**What is expected**
Where a line holds the word "plain", copy that line.

**Dataset records**
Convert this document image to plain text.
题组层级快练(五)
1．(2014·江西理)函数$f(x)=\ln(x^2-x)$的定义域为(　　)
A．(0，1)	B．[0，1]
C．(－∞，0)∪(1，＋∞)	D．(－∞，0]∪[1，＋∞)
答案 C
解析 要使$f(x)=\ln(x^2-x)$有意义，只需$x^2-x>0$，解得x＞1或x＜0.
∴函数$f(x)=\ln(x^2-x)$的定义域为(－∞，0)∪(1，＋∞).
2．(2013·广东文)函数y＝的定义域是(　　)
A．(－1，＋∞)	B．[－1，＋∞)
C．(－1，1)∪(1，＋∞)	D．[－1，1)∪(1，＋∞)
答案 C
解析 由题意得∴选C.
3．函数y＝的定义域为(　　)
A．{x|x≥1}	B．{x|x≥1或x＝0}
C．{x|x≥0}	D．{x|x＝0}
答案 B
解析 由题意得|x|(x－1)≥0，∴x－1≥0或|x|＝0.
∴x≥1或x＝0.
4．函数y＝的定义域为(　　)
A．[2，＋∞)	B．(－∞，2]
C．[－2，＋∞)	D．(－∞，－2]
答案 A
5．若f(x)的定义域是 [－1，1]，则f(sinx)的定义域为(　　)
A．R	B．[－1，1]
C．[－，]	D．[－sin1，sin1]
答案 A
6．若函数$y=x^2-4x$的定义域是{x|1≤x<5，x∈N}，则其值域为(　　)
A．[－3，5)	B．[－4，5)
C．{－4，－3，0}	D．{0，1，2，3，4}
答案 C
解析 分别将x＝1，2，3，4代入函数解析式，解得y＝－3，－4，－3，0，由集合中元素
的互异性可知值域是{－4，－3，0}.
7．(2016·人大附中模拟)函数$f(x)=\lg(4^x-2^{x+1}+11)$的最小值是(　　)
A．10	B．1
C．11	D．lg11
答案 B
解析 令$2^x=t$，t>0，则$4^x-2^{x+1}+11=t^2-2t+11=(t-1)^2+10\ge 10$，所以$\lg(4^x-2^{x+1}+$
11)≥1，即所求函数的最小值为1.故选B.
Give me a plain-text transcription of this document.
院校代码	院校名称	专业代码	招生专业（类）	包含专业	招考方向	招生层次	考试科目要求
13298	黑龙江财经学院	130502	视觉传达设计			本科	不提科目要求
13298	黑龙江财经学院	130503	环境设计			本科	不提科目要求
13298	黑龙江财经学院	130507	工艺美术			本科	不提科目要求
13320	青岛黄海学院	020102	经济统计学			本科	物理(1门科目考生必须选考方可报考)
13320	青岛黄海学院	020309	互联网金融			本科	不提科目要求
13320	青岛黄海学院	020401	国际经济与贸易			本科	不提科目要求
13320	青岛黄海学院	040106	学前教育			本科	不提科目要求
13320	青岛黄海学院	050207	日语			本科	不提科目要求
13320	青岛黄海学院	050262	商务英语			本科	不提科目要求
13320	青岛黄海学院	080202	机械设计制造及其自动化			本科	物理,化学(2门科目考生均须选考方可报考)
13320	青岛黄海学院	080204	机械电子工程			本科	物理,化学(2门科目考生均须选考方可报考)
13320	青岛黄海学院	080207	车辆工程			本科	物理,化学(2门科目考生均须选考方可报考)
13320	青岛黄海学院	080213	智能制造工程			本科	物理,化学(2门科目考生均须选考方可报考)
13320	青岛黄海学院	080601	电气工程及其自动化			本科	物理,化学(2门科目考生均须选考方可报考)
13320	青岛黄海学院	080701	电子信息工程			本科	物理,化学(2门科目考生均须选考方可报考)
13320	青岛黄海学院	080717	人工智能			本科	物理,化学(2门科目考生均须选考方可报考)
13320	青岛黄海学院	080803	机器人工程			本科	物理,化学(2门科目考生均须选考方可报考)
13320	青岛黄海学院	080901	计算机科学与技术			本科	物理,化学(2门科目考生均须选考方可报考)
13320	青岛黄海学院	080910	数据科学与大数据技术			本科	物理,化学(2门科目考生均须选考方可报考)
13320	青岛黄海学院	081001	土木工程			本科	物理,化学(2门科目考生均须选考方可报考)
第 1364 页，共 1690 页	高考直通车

**Output below**
Convert this document image to plain text.
Give me a plain-text transcription of this document.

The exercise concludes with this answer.